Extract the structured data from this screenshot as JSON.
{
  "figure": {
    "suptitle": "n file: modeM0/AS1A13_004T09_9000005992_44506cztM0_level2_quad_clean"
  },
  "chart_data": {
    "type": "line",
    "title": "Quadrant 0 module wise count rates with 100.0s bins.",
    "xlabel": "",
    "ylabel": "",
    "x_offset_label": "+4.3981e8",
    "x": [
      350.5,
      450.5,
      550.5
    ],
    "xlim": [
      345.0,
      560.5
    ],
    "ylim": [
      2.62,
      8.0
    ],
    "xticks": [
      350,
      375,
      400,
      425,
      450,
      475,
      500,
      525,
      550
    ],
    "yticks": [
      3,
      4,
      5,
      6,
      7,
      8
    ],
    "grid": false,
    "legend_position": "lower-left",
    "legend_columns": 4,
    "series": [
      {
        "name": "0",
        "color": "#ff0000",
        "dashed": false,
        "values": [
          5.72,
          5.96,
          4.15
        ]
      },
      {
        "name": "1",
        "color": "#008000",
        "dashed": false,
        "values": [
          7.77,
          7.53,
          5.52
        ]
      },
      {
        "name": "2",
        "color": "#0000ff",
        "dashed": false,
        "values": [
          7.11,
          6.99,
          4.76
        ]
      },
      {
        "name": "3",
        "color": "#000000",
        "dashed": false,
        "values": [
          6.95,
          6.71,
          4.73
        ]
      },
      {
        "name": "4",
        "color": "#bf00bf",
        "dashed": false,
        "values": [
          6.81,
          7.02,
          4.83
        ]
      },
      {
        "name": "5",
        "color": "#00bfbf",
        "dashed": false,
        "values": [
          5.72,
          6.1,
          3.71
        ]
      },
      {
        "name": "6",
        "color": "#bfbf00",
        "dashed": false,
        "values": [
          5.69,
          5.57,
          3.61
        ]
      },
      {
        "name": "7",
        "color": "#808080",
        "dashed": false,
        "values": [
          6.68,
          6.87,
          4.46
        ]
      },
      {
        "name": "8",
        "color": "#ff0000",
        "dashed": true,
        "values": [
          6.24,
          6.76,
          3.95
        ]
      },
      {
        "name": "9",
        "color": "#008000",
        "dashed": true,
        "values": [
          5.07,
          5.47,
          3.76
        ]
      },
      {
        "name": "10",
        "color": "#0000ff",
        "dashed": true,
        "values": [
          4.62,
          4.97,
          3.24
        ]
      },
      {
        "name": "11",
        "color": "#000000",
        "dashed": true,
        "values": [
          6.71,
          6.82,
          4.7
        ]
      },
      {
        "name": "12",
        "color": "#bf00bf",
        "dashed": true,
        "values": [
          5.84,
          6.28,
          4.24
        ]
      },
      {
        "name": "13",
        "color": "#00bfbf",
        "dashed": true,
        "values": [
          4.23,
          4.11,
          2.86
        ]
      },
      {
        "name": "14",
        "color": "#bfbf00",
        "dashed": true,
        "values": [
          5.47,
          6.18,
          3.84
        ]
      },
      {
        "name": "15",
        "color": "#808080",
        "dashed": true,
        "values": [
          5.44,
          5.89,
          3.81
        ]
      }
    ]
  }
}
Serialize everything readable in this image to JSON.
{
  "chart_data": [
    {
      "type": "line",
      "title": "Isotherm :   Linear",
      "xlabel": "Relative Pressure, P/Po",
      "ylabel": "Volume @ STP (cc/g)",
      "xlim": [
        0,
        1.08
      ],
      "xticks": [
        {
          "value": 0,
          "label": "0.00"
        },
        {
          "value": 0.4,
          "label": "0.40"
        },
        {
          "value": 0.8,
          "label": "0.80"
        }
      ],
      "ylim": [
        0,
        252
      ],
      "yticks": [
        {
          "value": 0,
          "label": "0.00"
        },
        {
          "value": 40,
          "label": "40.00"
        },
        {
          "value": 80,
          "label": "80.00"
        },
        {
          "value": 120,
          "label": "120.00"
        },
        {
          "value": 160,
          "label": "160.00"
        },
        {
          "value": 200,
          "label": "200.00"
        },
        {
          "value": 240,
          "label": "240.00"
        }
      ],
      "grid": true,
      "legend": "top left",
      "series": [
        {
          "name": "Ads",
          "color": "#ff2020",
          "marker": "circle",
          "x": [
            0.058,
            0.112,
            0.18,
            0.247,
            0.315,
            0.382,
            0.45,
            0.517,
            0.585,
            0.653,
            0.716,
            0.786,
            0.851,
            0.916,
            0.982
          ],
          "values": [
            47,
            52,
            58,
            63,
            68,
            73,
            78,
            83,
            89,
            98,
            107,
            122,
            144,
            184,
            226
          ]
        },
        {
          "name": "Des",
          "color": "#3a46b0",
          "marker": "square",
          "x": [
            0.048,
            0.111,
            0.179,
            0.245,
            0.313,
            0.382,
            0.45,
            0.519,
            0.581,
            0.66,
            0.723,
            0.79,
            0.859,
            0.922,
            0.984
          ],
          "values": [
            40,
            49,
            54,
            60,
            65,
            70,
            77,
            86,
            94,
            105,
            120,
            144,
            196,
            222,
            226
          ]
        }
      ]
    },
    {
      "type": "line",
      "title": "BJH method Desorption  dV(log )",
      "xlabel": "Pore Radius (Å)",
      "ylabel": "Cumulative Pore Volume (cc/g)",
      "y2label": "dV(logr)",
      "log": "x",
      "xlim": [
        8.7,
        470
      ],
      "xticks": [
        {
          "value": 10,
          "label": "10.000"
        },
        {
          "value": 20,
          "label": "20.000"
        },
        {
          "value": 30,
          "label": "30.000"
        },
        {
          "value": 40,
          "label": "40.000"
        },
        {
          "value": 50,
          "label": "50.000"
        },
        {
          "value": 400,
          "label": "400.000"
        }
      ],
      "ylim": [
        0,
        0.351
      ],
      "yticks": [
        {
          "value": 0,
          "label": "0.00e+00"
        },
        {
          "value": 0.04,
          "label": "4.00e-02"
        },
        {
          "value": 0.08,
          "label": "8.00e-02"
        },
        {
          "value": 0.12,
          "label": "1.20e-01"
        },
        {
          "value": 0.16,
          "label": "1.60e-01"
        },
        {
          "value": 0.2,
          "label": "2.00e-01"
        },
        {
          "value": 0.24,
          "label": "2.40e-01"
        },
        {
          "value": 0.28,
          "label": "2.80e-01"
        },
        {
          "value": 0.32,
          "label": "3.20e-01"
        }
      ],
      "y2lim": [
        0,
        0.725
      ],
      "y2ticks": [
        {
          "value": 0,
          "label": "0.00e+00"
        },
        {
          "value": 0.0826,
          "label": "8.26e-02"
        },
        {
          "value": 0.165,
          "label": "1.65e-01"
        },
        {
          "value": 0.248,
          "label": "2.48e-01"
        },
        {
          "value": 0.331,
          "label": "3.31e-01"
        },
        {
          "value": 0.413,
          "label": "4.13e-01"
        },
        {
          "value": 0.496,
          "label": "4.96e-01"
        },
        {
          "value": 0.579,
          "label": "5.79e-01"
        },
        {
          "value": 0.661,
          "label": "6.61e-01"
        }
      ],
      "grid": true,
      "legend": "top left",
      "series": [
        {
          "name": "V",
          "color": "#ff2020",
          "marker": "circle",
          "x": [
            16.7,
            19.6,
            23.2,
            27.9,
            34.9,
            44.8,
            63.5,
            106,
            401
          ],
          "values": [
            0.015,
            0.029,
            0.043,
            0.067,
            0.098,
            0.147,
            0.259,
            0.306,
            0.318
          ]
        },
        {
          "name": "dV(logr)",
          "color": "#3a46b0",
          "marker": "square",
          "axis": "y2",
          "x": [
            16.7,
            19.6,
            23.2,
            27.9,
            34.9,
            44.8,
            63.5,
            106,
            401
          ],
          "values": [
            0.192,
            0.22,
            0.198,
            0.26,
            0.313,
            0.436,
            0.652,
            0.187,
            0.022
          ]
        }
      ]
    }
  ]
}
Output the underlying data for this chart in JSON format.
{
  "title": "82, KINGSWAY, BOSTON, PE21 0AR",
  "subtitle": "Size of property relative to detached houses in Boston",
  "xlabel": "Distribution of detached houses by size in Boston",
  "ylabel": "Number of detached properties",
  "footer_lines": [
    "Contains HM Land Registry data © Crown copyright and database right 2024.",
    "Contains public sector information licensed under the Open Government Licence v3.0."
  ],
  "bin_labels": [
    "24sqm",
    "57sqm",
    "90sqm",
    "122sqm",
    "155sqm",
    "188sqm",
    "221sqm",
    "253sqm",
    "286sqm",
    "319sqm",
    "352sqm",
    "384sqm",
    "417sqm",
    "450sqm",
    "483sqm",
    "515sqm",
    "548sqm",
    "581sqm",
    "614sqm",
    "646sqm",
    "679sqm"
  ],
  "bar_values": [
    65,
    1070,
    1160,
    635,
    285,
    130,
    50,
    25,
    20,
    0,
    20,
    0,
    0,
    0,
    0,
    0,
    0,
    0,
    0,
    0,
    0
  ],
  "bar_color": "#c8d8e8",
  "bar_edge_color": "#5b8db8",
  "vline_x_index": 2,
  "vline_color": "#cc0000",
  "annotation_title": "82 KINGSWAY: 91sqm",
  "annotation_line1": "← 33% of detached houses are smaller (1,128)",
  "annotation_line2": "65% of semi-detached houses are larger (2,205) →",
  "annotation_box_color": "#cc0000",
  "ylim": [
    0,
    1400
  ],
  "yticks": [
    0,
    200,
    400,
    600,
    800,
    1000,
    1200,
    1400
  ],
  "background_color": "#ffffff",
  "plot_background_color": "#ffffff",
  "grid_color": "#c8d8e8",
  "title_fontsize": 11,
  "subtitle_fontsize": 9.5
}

○ ○ ○ ○ ○ ○ ○

Where a line above holds the string "Contains", show that line.

Written response:
    "Contains HM Land Registry data © Crown copyright and database right 2024.",
    "Contains public sector information licensed under the Open Government Licence v3.0."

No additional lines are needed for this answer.